AIM OF THE TASK: Find the lines of data that contain the string "Accept", then list them.

TASK INPUT:
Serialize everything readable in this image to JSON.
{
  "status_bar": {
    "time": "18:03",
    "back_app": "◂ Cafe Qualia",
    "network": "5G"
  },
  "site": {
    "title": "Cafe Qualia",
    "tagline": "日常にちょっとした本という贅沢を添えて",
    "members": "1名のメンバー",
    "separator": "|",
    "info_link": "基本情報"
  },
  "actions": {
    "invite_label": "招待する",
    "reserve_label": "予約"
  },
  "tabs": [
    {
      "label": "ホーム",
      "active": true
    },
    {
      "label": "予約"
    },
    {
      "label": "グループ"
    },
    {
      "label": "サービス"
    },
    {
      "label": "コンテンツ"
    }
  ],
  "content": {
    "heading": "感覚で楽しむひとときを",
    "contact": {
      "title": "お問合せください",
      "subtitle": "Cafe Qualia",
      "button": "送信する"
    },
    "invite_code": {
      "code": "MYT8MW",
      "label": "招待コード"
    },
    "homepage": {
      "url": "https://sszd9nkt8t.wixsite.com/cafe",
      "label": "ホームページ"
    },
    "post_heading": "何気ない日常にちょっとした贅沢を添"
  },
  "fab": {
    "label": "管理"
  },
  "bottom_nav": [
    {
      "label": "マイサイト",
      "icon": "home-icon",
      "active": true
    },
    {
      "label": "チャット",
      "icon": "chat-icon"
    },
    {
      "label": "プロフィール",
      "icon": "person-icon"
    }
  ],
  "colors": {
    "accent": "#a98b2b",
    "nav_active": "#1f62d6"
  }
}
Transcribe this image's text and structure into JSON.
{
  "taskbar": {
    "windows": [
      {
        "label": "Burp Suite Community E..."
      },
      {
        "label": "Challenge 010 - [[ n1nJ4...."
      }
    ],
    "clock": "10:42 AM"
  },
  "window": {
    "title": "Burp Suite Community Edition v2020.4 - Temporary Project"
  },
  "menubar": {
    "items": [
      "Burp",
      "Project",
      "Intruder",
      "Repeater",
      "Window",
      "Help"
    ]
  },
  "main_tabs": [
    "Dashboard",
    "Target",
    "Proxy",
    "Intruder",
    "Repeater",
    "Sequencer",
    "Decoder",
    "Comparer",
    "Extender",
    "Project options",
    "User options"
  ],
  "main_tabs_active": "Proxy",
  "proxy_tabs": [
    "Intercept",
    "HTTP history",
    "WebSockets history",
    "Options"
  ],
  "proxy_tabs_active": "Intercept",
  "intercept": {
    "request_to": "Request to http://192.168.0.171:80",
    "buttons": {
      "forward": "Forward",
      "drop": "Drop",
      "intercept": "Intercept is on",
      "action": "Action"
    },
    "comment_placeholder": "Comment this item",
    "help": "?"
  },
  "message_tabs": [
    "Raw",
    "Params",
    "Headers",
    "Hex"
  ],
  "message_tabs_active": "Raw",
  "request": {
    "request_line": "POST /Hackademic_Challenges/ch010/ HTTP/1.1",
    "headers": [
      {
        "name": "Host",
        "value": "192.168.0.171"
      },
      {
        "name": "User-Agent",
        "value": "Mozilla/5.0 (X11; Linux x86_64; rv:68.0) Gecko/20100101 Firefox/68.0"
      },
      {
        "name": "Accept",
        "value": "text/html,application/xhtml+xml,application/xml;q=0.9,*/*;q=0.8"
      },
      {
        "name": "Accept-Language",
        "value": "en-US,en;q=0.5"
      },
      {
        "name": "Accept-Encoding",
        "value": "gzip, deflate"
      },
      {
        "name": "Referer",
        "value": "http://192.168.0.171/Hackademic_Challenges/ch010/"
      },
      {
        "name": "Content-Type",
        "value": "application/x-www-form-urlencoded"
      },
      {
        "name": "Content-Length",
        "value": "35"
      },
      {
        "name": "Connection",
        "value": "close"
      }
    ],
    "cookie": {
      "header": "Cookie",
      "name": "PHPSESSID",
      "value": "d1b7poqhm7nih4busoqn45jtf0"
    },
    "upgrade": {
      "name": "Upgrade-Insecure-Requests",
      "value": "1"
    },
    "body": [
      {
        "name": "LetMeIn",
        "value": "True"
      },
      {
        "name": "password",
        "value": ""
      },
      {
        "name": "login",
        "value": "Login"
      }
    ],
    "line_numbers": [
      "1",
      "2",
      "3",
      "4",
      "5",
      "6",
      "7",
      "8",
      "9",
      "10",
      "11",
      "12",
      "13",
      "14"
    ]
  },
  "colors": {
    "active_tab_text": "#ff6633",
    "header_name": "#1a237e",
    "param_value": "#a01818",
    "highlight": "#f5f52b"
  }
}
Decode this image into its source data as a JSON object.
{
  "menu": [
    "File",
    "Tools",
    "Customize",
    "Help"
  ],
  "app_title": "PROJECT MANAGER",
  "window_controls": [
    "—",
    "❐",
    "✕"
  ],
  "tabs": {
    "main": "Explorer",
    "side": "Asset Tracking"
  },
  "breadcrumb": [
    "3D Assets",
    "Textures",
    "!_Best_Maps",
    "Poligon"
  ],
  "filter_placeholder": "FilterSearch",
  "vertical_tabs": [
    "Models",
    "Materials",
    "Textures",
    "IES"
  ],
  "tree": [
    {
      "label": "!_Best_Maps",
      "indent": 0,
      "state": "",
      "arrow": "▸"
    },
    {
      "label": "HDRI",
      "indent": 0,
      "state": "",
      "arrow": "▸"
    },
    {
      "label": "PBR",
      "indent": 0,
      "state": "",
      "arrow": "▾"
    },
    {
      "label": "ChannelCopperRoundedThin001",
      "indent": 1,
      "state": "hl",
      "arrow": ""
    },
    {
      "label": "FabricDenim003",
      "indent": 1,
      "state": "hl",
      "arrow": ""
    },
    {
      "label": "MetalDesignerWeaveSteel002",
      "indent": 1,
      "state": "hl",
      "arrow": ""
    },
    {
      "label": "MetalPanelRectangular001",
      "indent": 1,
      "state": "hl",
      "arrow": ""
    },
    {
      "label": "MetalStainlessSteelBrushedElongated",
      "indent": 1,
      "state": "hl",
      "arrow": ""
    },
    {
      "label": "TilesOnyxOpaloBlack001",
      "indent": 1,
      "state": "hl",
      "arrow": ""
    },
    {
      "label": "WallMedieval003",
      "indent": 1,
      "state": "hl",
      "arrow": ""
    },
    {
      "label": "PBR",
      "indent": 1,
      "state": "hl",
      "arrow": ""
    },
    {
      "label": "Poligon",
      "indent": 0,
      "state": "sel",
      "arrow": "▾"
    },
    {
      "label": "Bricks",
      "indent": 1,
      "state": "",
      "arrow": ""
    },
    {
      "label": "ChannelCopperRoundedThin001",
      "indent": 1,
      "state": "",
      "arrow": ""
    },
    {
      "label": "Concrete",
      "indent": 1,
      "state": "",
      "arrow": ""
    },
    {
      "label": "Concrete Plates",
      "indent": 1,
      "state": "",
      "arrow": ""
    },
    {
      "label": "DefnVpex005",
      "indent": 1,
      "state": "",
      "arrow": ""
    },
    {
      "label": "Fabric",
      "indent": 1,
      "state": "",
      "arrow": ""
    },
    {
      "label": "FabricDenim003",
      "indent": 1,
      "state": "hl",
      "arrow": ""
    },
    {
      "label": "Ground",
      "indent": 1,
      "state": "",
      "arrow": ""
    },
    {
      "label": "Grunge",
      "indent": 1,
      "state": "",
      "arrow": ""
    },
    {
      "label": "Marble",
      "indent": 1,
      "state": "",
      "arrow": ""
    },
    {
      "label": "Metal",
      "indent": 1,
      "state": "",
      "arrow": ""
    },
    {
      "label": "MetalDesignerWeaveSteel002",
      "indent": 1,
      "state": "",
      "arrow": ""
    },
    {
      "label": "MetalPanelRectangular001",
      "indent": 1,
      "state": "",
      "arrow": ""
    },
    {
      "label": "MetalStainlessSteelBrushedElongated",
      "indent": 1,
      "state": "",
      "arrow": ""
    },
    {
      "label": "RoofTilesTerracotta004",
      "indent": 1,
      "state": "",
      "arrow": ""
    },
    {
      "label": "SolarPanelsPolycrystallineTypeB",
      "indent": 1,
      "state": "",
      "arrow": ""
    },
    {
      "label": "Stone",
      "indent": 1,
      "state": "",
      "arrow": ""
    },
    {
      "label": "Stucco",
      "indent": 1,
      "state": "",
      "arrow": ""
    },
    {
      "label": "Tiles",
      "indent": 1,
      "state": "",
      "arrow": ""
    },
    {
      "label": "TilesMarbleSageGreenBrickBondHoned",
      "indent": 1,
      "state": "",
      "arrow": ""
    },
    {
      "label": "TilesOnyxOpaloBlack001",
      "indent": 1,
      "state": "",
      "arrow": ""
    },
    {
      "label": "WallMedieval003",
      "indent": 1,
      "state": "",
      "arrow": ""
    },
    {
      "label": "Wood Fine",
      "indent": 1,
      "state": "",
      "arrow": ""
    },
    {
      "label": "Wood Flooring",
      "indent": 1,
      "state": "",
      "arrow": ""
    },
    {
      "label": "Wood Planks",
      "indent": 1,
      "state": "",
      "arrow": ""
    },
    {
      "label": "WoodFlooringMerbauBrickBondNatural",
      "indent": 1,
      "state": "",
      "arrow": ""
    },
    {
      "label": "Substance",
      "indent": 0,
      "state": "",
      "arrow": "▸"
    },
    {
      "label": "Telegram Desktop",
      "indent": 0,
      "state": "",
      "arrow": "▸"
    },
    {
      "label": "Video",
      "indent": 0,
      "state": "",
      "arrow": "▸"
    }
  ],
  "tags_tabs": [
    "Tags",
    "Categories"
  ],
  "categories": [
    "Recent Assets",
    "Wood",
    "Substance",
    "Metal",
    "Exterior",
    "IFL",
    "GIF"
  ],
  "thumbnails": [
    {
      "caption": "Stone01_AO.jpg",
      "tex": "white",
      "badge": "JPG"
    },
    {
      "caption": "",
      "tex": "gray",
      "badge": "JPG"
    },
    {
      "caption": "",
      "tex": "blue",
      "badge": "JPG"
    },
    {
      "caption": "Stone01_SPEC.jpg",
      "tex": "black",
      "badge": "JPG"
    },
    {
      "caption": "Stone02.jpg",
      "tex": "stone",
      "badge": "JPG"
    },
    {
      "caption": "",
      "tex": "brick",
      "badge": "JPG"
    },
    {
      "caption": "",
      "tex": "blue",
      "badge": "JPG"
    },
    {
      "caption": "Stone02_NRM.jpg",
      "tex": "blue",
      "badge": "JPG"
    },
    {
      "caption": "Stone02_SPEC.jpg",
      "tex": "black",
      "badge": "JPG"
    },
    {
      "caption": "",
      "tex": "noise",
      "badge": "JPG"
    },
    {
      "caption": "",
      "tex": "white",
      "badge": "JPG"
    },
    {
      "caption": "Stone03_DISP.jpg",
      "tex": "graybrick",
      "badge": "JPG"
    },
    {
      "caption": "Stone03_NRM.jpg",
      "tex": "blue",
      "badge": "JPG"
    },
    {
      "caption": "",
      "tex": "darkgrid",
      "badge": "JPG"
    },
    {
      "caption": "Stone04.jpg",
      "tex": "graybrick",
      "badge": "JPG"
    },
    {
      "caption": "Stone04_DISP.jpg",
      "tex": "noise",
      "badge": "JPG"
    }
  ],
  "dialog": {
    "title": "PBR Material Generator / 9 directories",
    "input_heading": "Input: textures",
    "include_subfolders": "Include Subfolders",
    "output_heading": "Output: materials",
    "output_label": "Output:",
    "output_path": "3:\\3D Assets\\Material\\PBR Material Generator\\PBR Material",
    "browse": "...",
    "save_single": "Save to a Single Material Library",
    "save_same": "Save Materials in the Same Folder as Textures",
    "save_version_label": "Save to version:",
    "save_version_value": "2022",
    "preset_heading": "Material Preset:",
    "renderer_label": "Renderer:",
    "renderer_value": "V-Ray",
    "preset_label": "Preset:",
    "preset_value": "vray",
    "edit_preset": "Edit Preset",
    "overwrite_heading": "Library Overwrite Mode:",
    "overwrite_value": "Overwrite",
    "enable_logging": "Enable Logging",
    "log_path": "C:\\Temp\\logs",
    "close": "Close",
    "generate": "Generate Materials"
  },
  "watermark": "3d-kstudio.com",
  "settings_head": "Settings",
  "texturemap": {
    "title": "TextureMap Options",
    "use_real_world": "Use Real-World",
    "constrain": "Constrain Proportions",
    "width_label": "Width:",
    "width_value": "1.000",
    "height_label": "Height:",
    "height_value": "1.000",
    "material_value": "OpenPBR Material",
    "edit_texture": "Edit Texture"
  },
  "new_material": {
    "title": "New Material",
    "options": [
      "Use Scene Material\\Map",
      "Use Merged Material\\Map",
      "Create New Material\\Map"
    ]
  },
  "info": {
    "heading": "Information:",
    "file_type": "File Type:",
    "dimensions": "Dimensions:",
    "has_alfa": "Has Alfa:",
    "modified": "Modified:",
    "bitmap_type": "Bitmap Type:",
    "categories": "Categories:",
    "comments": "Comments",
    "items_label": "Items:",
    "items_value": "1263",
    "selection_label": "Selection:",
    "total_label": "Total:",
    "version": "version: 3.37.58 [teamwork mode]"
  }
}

RIGHT ANSWER:
        "name": "Accept",
        "name": "Accept-Language",
        "name": "Accept-Encoding",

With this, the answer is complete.